Exercise details: Copy every line of the listing exactly.

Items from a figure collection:
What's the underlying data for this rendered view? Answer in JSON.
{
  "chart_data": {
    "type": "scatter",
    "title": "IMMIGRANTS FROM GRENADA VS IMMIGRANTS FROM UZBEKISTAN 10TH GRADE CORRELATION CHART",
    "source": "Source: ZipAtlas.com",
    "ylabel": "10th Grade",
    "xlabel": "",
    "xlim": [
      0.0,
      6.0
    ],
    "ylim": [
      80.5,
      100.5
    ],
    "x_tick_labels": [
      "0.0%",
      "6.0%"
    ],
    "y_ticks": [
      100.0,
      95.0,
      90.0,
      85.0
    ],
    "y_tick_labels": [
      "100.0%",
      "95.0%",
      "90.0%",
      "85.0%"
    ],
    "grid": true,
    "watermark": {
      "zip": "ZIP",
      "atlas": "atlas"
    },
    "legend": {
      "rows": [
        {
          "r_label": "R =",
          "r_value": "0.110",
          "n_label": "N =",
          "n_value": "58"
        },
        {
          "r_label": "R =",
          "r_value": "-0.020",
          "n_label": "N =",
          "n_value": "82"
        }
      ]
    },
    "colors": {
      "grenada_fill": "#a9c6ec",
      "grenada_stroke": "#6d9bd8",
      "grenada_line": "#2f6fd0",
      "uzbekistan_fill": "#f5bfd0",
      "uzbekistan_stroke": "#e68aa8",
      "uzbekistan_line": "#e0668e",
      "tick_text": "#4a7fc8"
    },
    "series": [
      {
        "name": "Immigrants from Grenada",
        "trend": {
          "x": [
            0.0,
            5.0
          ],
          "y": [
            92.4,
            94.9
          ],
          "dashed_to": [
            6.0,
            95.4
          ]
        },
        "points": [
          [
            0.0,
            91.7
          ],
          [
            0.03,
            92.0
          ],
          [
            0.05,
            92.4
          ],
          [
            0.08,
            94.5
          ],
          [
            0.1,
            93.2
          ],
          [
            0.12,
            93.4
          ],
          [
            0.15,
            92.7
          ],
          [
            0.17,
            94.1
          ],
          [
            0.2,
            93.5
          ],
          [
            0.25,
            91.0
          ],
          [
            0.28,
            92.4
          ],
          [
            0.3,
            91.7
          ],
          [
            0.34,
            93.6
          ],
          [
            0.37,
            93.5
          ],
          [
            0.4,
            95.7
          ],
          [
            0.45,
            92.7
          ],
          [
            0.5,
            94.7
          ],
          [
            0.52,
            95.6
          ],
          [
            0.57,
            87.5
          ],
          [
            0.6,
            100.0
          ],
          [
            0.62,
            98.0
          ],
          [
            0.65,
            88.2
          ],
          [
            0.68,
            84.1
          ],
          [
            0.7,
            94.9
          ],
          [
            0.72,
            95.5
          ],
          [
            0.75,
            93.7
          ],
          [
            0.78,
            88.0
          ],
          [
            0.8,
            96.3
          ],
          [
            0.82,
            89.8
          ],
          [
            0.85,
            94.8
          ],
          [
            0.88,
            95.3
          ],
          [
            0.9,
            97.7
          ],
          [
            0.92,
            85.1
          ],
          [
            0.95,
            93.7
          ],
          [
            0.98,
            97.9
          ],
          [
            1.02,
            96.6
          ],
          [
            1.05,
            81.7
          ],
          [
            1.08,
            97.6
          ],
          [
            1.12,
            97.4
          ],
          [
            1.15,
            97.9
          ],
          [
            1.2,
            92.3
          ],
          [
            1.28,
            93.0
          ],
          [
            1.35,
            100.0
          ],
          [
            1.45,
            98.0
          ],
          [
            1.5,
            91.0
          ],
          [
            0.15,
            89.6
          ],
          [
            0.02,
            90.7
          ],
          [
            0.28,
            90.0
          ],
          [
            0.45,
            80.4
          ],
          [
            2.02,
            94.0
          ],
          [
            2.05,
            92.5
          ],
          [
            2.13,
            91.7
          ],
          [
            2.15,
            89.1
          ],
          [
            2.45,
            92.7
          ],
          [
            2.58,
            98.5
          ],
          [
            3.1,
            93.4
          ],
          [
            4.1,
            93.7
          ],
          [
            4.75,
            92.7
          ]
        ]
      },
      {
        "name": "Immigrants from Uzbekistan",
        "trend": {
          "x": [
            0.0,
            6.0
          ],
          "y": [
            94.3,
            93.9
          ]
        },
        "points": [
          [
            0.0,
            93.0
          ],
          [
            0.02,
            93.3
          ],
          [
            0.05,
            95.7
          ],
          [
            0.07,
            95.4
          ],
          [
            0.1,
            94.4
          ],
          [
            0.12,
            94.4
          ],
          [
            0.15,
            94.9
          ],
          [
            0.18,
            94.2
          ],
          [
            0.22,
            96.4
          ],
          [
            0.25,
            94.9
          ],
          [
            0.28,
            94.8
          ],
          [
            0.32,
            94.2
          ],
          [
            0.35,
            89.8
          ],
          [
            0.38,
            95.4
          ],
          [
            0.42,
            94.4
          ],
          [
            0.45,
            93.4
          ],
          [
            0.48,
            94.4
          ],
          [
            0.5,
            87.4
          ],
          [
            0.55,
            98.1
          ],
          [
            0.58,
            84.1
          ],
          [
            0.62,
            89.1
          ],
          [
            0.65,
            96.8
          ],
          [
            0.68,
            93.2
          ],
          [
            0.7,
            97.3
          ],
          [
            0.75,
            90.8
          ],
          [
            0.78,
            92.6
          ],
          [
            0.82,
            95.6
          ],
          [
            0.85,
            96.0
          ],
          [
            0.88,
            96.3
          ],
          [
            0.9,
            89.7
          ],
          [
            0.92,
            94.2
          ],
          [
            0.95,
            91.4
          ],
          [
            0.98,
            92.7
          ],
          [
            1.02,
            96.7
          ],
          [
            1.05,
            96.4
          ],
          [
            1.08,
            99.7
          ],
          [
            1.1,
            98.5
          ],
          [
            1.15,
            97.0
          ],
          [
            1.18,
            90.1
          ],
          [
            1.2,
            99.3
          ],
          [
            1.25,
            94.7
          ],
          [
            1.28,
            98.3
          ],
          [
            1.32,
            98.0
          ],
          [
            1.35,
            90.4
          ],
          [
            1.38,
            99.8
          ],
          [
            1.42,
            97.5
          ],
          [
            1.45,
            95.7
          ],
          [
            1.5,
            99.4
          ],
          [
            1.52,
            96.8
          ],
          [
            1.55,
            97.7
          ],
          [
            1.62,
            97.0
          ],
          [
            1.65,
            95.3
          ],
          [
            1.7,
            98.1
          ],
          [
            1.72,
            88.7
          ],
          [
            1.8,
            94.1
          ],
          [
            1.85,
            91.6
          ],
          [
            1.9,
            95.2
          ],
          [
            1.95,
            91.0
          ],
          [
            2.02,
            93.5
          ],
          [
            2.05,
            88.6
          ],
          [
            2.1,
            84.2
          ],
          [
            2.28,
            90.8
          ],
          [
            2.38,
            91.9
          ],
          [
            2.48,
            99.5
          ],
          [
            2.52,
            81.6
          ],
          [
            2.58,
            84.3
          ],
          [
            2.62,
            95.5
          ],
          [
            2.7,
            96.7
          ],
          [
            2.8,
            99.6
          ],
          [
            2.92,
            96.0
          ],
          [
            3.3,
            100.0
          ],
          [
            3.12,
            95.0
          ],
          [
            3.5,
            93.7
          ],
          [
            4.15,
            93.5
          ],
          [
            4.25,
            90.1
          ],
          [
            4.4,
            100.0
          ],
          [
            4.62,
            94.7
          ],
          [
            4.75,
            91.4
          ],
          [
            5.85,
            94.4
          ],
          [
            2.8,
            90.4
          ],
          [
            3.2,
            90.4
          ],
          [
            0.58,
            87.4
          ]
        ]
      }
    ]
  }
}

Answer to the exercise:
What's the underlying data for this rendered view? Answer in JSON.
{
  "chart_data": {
    "type": "scatter",
    "title": "IMMIGRANTS FROM GRENADA VS IMMIGRANTS FROM UZBEKISTAN 10TH GRADE CORRELATION CHART",
    "source": "Source: ZipAtlas.com",
    "ylabel": "10th Grade",
    "xlabel": "",
    "xlim": [
      0.0,
      6.0
    ],
    "ylim": [
      80.5,
      100.5
    ],
    "x_tick_labels": [
      "0.0%",
      "6.0%"
    ],
    "y_ticks": [
      100.0,
      95.0,
      90.0,
      85.0
    ],
    "y_tick_labels": [
      "100.0%",
      "95.0%",
      "90.0%",
      "85.0%"
    ],
    "grid": true,
    "watermark": {
      "zip": "ZIP",
      "atlas": "atlas"
    },
    "legend": {
      "rows": [
        {
          "r_label": "R =",
          "r_value": "0.110",
          "n_label": "N =",
          "n_value": "58"
        },
        {
          "r_label": "R =",
          "r_value": "-0.020",
          "n_label": "N =",
          "n_value": "82"
        }
      ]
    },
    "colors": {
      "grenada_fill": "#a9c6ec",
      "grenada_stroke": "#6d9bd8",
      "grenada_line": "#2f6fd0",
      "uzbekistan_fill": "#f5bfd0",
      "uzbekistan_stroke": "#e68aa8",
      "uzbekistan_line": "#e0668e",
      "tick_text": "#4a7fc8"
    },
    "series": [
      {
        "name": "Immigrants from Grenada",
        "trend": {
          "x": [
            0.0,
            5.0
          ],
          "y": [
            92.4,
            94.9
          ],
          "dashed_to": [
            6.0,
            95.4
          ]
        },
        "points": [
          [
            0.0,
            91.7
          ],
          [
            0.03,
            92.0
          ],
          [
            0.05,
            92.4
          ],
          [
            0.08,
            94.5
          ],
          [
            0.1,
            93.2
          ],
          [
            0.12,
            93.4
          ],
          [
            0.15,
            92.7
          ],
          [
            0.17,
            94.1
          ],
          [
            0.2,
            93.5
          ],
          [
            0.25,
            91.0
          ],
          [
            0.28,
            92.4
          ],
          [
            0.3,
            91.7
          ],
          [
            0.34,
            93.6
          ],
          [
            0.37,
            93.5
          ],
          [
            0.4,
            95.7
          ],
          [
            0.45,
            92.7
          ],
          [
            0.5,
            94.7
          ],
          [
            0.52,
            95.6
          ],
          [
            0.57,
            87.5
          ],
          [
            0.6,
            100.0
          ],
          [
            0.62,
            98.0
          ],
          [
            0.65,
            88.2
          ],
          [
            0.68,
            84.1
          ],
          [
            0.7,
            94.9
          ],
          [
            0.72,
            95.5
          ],
          [
            0.75,
            93.7
          ],
          [
            0.78,
            88.0
          ],
          [
            0.8,
            96.3
          ],
          [
            0.82,
            89.8
          ],
          [
            0.85,
            94.8
          ],
          [
            0.88,
            95.3
          ],
          [
            0.9,
            97.7
          ],
          [
            0.92,
            85.1
          ],
          [
            0.95,
            93.7
          ],
          [
            0.98,
            97.9
          ],
          [
            1.02,
            96.6
          ],
          [
            1.05,
            81.7
          ],
          [
            1.08,
            97.6
          ],
          [
            1.12,
            97.4
          ],
          [
            1.15,
            97.9
          ],
          [
            1.2,
            92.3
          ],
          [
            1.28,
            93.0
          ],
          [
            1.35,
            100.0
          ],
          [
            1.45,
            98.0
          ],
          [
            1.5,
            91.0
          ],
          [
            0.15,
            89.6
          ],
          [
            0.02,
            90.7
          ],
          [
            0.28,
            90.0
          ],
          [
            0.45,
            80.4
          ],
          [
            2.02,
            94.0
          ],
          [
            2.05,
            92.5
          ],
          [
            2.13,
            91.7
          ],
          [
            2.15,
            89.1
          ],
          [
            2.45,
            92.7
          ],
          [
            2.58,
            98.5
          ],
          [
            3.1,
            93.4
          ],
          [
            4.1,
            93.7
          ],
          [
            4.75,
            92.7
          ]
        ]
      },
      {
        "name": "Immigrants from Uzbekistan",
        "trend": {
          "x": [
            0.0,
            6.0
          ],
          "y": [
            94.3,
            93.9
          ]
        },
        "points": [
          [
            0.0,
            93.0
          ],
          [
            0.02,
            93.3
          ],
          [
            0.05,
            95.7
          ],
          [
            0.07,
            95.4
          ],
          [
            0.1,
            94.4
          ],
          [
            0.12,
            94.4
          ],
          [
            0.15,
            94.9
          ],
          [
            0.18,
            94.2
          ],
          [
            0.22,
            96.4
          ],
          [
            0.25,
            94.9
          ],
          [
            0.28,
            94.8
          ],
          [
            0.32,
            94.2
          ],
          [
            0.35,
            89.8
          ],
          [
            0.38,
            95.4
          ],
          [
            0.42,
            94.4
          ],
          [
            0.45,
            93.4
          ],
          [
            0.48,
            94.4
          ],
          [
            0.5,
            87.4
          ],
          [
            0.55,
            98.1
          ],
          [
            0.58,
            84.1
          ],
          [
            0.62,
            89.1
          ],
          [
            0.65,
            96.8
          ],
          [
            0.68,
            93.2
          ],
          [
            0.7,
            97.3
          ],
          [
            0.75,
            90.8
          ],
          [
            0.78,
            92.6
          ],
          [
            0.82,
            95.6
          ],
          [
            0.85,
            96.0
          ],
          [
            0.88,
            96.3
          ],
          [
            0.9,
            89.7
          ],
          [
            0.92,
            94.2
          ],
          [
            0.95,
            91.4
          ],
          [
            0.98,
            92.7
          ],
          [
            1.02,
            96.7
          ],
          [
            1.05,
            96.4
          ],
          [
            1.08,
            99.7
          ],
          [
            1.1,
            98.5
          ],
          [
            1.15,
            97.0
          ],
          [
            1.18,
            90.1
          ],
          [
            1.2,
            99.3
          ],
          [
            1.25,
            94.7
          ],
          [
            1.28,
            98.3
          ],
          [
            1.32,
            98.0
          ],
          [
            1.35,
            90.4
          ],
          [
            1.38,
            99.8
          ],
          [
            1.42,
            97.5
          ],
          [
            1.45,
            95.7
          ],
          [
            1.5,
            99.4
          ],
          [
            1.52,
            96.8
          ],
          [
            1.55,
            97.7
          ],
          [
            1.62,
            97.0
          ],
          [
            1.65,
            95.3
          ],
          [
            1.7,
            98.1
          ],
          [
            1.72,
            88.7
          ],
          [
            1.8,
            94.1
          ],
          [
            1.85,
            91.6
          ],
          [
            1.9,
            95.2
          ],
          [
            1.95,
            91.0
          ],
          [
            2.02,
            93.5
          ],
          [
            2.05,
            88.6
          ],
          [
            2.1,
            84.2
          ],
          [
            2.28,
            90.8
          ],
          [
            2.38,
            91.9
          ],
          [
            2.48,
            99.5
          ],
          [
            2.52,
            81.6
          ],
          [
            2.58,
            84.3
          ],
          [
            2.62,
            95.5
          ],
          [
            2.7,
            96.7
          ],
          [
            2.8,
            99.6
          ],
          [
            2.92,
            96.0
          ],
          [
            3.3,
            100.0
          ],
          [
            3.12,
            95.0
          ],
          [
            3.5,
            93.7
          ],
          [
            4.15,
            93.5
          ],
          [
            4.25,
            90.1
          ],
          [
            4.4,
            100.0
          ],
          [
            4.62,
            94.7
          ],
          [
            4.75,
            91.4
          ],
          [
            5.85,
            94.4
          ],
          [
            2.8,
            90.4
          ],
          [
            3.2,
            90.4
          ],
          [
            0.58,
            87.4
          ]
        ]
      }
    ]
  }
}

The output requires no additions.